PROBLEM TO SOLVE — Spot each line that carries the word "SISTEM"; copy those lines.

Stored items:
• • • • • • •

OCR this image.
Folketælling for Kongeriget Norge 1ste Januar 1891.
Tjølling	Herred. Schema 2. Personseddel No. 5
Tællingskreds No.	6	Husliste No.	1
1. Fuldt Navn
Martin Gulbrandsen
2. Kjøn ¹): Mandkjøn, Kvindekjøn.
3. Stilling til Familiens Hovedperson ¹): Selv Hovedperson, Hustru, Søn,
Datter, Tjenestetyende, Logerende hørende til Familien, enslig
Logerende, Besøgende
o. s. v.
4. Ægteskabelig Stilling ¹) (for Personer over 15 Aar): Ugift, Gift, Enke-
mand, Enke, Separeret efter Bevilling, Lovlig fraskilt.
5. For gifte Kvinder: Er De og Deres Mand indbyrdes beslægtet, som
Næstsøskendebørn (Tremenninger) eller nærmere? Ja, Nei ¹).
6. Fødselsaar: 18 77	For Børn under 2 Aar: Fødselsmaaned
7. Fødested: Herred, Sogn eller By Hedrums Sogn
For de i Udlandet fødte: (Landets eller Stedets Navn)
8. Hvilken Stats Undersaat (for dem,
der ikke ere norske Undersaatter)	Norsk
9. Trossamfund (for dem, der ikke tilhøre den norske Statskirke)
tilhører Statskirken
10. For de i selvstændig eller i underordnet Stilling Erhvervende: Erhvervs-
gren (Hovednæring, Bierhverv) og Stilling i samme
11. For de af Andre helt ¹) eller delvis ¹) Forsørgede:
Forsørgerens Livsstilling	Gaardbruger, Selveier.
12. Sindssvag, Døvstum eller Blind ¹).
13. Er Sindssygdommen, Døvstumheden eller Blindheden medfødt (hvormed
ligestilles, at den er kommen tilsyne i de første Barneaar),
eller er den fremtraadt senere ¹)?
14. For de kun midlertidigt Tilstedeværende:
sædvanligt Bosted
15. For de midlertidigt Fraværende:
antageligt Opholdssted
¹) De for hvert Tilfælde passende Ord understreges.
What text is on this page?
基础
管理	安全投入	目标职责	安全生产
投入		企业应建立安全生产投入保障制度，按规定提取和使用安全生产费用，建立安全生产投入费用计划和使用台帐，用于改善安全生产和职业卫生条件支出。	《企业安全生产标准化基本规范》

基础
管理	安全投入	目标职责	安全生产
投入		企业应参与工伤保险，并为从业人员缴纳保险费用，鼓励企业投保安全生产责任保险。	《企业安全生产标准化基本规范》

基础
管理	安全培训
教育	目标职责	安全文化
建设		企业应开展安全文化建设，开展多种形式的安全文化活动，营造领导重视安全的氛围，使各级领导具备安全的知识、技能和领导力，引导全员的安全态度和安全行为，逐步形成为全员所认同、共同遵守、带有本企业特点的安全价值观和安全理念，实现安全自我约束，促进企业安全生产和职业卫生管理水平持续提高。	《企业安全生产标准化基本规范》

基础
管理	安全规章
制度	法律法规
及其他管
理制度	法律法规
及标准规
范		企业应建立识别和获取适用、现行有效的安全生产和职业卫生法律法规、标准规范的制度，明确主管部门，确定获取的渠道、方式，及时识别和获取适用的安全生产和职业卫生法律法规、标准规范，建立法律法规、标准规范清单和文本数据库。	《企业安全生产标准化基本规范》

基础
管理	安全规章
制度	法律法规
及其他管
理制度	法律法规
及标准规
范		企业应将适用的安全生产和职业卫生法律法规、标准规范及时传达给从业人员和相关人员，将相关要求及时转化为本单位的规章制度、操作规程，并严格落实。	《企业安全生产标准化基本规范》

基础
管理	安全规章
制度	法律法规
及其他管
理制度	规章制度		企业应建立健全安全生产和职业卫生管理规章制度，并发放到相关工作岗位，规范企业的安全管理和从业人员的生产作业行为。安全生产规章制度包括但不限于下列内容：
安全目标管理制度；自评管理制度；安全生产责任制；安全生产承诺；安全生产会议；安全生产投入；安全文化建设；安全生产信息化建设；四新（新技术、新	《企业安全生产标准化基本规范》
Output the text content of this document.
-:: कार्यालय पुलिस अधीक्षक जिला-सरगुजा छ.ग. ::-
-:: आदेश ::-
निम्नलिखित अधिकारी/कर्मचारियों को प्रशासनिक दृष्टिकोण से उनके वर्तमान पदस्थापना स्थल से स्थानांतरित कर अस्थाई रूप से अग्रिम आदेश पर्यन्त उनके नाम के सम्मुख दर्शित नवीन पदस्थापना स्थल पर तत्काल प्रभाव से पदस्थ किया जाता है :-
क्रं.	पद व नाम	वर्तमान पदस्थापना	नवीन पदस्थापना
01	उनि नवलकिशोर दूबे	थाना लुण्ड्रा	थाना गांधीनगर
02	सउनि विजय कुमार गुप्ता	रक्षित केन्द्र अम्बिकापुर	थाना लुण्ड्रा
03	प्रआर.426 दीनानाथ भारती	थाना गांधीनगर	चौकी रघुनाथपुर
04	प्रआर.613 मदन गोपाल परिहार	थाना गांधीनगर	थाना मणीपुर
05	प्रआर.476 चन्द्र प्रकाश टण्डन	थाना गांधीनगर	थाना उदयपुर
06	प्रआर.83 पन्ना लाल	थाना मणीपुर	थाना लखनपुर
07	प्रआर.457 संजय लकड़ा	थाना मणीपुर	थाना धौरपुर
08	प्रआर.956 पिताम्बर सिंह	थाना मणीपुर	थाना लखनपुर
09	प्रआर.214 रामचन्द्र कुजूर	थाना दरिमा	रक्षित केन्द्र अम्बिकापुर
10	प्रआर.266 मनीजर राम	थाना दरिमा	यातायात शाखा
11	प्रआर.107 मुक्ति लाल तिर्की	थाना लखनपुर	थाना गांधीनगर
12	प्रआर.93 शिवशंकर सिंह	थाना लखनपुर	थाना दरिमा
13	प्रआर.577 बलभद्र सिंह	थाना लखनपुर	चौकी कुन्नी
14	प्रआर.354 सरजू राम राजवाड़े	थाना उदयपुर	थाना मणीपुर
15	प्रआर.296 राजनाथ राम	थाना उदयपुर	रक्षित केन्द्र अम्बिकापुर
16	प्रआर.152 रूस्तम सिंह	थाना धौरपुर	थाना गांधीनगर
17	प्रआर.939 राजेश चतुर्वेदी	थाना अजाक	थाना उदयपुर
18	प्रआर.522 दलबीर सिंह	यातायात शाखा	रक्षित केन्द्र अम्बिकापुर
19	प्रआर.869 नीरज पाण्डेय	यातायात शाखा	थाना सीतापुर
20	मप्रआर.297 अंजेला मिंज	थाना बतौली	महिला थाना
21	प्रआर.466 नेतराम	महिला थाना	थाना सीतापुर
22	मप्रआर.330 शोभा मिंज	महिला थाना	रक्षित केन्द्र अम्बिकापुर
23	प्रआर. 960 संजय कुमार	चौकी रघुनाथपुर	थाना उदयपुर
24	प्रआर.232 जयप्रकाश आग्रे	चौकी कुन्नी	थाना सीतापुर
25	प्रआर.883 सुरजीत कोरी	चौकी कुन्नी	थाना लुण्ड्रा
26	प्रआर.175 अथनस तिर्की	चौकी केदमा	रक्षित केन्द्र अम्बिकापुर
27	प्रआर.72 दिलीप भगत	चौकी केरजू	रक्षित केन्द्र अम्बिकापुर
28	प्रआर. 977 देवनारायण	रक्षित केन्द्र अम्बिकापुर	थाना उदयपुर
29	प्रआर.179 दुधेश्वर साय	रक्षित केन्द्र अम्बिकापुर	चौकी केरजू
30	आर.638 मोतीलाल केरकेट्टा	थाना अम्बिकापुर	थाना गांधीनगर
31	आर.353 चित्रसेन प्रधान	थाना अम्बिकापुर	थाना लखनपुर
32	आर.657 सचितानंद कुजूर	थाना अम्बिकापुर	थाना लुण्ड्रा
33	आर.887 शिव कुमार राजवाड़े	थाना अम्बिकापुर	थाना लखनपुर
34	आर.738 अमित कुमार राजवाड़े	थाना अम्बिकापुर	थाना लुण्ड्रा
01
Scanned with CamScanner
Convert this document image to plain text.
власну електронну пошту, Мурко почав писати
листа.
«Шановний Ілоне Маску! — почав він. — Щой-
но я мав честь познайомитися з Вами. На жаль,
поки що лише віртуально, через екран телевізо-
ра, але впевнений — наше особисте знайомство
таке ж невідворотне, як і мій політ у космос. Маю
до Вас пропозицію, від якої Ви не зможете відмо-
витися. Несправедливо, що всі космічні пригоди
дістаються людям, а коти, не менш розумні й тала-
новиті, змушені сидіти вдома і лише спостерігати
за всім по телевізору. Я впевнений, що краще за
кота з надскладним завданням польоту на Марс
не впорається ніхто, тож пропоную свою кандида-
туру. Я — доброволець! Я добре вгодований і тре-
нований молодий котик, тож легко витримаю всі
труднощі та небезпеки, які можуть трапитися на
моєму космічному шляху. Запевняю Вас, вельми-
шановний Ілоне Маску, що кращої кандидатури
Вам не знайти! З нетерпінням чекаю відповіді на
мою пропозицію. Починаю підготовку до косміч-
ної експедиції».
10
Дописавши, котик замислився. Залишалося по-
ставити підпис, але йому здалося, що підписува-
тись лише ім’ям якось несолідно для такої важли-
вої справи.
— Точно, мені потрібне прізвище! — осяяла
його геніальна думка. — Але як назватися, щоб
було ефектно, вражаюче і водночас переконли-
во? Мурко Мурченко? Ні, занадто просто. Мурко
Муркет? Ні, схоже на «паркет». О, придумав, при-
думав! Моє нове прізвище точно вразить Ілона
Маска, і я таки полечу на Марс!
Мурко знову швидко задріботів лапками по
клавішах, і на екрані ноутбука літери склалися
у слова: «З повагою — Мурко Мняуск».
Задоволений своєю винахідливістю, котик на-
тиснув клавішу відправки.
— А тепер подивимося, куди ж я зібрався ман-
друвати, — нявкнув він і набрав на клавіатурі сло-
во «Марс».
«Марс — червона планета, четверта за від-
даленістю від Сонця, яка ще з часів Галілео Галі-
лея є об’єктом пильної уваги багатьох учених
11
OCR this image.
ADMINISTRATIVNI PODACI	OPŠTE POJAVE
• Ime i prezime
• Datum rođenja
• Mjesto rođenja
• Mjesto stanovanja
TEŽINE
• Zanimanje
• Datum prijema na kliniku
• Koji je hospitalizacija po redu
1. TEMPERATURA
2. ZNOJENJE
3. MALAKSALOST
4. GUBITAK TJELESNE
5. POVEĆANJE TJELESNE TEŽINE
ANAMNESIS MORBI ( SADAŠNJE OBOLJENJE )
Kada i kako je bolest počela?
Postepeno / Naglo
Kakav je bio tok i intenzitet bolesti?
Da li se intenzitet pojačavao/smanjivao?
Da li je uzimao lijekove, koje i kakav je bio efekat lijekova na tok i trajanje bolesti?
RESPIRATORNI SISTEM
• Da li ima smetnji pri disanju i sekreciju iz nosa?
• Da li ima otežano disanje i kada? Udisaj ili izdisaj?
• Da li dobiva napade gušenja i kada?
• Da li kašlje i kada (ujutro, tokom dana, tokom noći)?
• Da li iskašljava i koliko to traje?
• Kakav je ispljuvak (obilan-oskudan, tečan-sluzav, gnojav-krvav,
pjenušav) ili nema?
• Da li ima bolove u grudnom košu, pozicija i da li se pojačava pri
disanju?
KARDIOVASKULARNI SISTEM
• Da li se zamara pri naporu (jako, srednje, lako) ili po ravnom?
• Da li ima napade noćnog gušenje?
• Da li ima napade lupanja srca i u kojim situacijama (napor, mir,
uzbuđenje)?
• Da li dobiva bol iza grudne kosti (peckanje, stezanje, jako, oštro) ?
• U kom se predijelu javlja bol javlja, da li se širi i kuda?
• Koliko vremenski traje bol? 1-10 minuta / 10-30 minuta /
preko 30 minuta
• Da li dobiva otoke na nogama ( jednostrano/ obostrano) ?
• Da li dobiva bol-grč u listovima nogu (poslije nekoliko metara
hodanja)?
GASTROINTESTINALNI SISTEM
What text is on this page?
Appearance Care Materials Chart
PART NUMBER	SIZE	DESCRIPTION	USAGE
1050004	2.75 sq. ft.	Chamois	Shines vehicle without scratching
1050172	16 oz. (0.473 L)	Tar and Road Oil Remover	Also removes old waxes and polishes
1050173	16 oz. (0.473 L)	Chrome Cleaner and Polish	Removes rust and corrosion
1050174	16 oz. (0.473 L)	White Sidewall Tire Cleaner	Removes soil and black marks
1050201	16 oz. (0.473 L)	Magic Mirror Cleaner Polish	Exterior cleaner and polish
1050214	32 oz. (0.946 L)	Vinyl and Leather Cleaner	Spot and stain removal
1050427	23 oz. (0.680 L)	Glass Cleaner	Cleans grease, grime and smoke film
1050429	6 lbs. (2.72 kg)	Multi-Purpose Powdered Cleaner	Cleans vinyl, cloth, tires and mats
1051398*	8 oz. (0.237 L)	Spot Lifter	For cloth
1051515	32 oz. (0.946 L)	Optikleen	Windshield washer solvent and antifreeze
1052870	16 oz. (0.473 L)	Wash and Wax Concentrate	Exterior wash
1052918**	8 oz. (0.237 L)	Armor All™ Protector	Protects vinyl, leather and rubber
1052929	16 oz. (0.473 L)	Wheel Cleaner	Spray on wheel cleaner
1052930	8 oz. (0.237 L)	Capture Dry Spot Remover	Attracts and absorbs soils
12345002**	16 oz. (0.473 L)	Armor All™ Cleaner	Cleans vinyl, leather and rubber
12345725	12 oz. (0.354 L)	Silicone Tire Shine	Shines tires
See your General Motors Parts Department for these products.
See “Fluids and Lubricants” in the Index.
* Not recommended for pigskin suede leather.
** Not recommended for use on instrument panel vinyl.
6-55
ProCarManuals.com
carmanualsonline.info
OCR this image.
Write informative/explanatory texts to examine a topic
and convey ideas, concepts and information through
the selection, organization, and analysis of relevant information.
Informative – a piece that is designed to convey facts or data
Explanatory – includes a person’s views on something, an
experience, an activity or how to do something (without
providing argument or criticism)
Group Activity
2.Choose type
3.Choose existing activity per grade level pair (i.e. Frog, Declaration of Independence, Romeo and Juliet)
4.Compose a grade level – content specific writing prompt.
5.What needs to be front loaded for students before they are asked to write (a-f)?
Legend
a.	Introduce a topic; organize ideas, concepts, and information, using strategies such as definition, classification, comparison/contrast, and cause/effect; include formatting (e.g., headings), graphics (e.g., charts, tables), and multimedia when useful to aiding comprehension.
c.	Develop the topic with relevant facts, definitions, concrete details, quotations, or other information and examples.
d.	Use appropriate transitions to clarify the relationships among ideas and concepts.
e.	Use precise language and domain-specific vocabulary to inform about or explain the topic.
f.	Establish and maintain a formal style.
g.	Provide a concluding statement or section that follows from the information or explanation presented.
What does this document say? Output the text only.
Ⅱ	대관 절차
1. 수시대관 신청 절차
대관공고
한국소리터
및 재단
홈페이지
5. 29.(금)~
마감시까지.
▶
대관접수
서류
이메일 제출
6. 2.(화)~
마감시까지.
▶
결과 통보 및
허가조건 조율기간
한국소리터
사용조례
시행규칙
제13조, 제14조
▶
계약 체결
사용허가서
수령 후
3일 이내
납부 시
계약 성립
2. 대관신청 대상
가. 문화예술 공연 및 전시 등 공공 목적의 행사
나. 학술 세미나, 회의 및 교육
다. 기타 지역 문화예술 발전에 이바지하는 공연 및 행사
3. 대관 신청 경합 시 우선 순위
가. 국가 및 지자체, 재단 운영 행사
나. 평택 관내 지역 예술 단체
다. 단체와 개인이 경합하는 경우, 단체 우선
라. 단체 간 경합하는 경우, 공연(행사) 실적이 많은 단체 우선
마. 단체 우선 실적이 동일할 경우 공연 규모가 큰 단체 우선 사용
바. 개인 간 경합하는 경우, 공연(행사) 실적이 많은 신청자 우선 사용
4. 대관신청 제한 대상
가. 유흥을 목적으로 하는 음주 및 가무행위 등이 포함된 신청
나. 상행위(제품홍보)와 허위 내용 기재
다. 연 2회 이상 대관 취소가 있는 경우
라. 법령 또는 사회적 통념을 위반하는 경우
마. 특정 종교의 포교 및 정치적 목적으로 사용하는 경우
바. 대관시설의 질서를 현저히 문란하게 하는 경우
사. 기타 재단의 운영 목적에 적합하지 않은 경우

• • • • • • •

RESULT OF THIS EXERCISE —
RESPIRATORNI SISTEM
KARDIOVASKULARNI SISTEM
GASTROINTESTINALNI SISTEM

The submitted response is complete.